**WHAT TO PRODUCE:** Each line of the records needs to be written out exactly, with any image left out.

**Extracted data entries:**
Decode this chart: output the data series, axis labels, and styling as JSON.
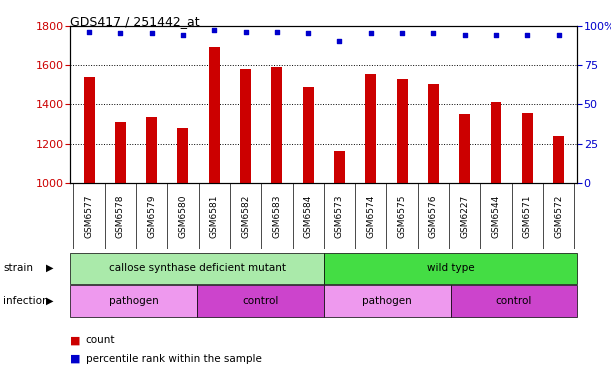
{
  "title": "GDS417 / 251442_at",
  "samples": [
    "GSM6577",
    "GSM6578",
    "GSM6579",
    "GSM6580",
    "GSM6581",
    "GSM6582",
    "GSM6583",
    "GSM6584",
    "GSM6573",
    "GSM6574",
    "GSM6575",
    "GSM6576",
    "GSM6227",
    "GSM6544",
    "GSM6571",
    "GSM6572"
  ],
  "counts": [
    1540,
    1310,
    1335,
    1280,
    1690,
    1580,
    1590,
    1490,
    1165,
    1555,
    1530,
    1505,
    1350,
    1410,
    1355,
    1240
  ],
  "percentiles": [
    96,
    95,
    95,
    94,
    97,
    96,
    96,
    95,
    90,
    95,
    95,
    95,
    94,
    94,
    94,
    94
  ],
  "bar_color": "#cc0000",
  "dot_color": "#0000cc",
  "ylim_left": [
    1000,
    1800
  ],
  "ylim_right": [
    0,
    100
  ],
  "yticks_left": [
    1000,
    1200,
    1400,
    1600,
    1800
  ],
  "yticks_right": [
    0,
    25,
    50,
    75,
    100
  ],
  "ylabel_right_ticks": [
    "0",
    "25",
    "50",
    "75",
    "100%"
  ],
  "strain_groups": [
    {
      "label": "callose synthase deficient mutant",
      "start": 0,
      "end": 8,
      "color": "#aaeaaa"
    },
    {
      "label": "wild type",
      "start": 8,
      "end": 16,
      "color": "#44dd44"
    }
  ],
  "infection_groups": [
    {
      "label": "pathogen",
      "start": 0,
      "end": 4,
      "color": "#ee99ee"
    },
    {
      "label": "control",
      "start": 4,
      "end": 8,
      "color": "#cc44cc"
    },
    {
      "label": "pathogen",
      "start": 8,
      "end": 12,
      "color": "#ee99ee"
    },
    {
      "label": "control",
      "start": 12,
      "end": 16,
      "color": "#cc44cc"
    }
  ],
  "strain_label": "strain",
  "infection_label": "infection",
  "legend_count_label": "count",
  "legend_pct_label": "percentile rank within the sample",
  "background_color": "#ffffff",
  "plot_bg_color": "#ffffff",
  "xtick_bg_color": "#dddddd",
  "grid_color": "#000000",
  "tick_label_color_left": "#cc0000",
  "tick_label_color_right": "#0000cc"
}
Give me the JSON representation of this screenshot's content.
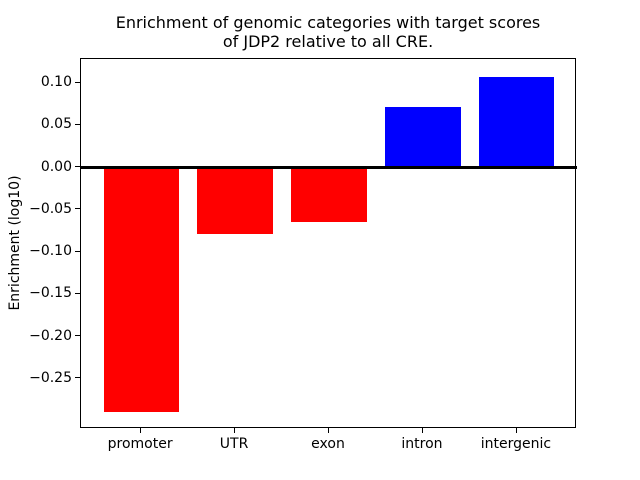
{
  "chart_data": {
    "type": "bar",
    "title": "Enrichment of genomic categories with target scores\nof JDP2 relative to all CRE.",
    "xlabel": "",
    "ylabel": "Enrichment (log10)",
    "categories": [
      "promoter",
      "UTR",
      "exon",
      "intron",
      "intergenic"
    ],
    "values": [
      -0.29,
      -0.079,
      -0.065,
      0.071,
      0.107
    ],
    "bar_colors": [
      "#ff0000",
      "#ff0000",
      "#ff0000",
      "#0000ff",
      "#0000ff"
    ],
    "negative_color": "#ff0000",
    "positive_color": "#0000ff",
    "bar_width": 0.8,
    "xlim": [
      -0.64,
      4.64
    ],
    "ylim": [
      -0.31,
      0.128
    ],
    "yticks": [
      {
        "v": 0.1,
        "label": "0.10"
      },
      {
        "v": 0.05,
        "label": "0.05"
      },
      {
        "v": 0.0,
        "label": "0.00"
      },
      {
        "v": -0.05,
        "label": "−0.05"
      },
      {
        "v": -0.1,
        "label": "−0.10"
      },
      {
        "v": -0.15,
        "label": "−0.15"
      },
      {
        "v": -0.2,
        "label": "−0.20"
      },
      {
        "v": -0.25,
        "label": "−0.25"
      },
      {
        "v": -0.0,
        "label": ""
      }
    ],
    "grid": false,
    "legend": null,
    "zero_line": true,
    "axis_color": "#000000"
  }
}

**RESULT FOR THIS EXERCISE:**
Decode this chart: output the data series, axis labels, and styling as JSON.
{
  "title": "GDS417 / 251442_at",
  "samples": [
    "GSM6577",
    "GSM6578",
    "GSM6579",
    "GSM6580",
    "GSM6581",
    "GSM6582",
    "GSM6583",
    "GSM6584",
    "GSM6573",
    "GSM6574",
    "GSM6575",
    "GSM6576",
    "GSM6227",
    "GSM6544",
    "GSM6571",
    "GSM6572"
  ],
  "counts": [
    1540,
    1310,
    1335,
    1280,
    1690,
    1580,
    1590,
    1490,
    1165,
    1555,
    1530,
    1505,
    1350,
    1410,
    1355,
    1240
  ],
  "percentiles": [
    96,
    95,
    95,
    94,
    97,
    96,
    96,
    95,
    90,
    95,
    95,
    95,
    94,
    94,
    94,
    94
  ],
  "bar_color": "#cc0000",
  "dot_color": "#0000cc",
  "ylim_left": [
    1000,
    1800
  ],
  "ylim_right": [
    0,
    100
  ],
  "yticks_left": [
    1000,
    1200,
    1400,
    1600,
    1800
  ],
  "yticks_right": [
    0,
    25,
    50,
    75,
    100
  ],
  "ylabel_right_ticks": [
    "0",
    "25",
    "50",
    "75",
    "100%"
  ],
  "strain_groups": [
    {
      "label": "callose synthase deficient mutant",
      "start": 0,
      "end": 8,
      "color": "#aaeaaa"
    },
    {
      "label": "wild type",
      "start": 8,
      "end": 16,
      "color": "#44dd44"
    }
  ],
  "infection_groups": [
    {
      "label": "pathogen",
      "start": 0,
      "end": 4,
      "color": "#ee99ee"
    },
    {
      "label": "control",
      "start": 4,
      "end": 8,
      "color": "#cc44cc"
    },
    {
      "label": "pathogen",
      "start": 8,
      "end": 12,
      "color": "#ee99ee"
    },
    {
      "label": "control",
      "start": 12,
      "end": 16,
      "color": "#cc44cc"
    }
  ],
  "strain_label": "strain",
  "infection_label": "infection",
  "legend_count_label": "count",
  "legend_pct_label": "percentile rank within the sample",
  "background_color": "#ffffff",
  "plot_bg_color": "#ffffff",
  "xtick_bg_color": "#dddddd",
  "grid_color": "#000000",
  "tick_label_color_left": "#cc0000",
  "tick_label_color_right": "#0000cc"
}
Give me the JSON representation of this screenshot's content.
{
  "chart_data": {
    "type": "bar",
    "title": "Enrichment of genomic categories with target scores\nof JDP2 relative to all CRE.",
    "xlabel": "",
    "ylabel": "Enrichment (log10)",
    "categories": [
      "promoter",
      "UTR",
      "exon",
      "intron",
      "intergenic"
    ],
    "values": [
      -0.29,
      -0.079,
      -0.065,
      0.071,
      0.107
    ],
    "bar_colors": [
      "#ff0000",
      "#ff0000",
      "#ff0000",
      "#0000ff",
      "#0000ff"
    ],
    "negative_color": "#ff0000",
    "positive_color": "#0000ff",
    "bar_width": 0.8,
    "xlim": [
      -0.64,
      4.64
    ],
    "ylim": [
      -0.31,
      0.128
    ],
    "yticks": [
      {
        "v": 0.1,
        "label": "0.10"
      },
      {
        "v": 0.05,
        "label": "0.05"
      },
      {
        "v": 0.0,
        "label": "0.00"
      },
      {
        "v": -0.05,
        "label": "−0.05"
      },
      {
        "v": -0.1,
        "label": "−0.10"
      },
      {
        "v": -0.15,
        "label": "−0.15"
      },
      {
        "v": -0.2,
        "label": "−0.20"
      },
      {
        "v": -0.25,
        "label": "−0.25"
      },
      {
        "v": -0.0,
        "label": ""
      }
    ],
    "grid": false,
    "legend": null,
    "zero_line": true,
    "axis_color": "#000000"
  }
}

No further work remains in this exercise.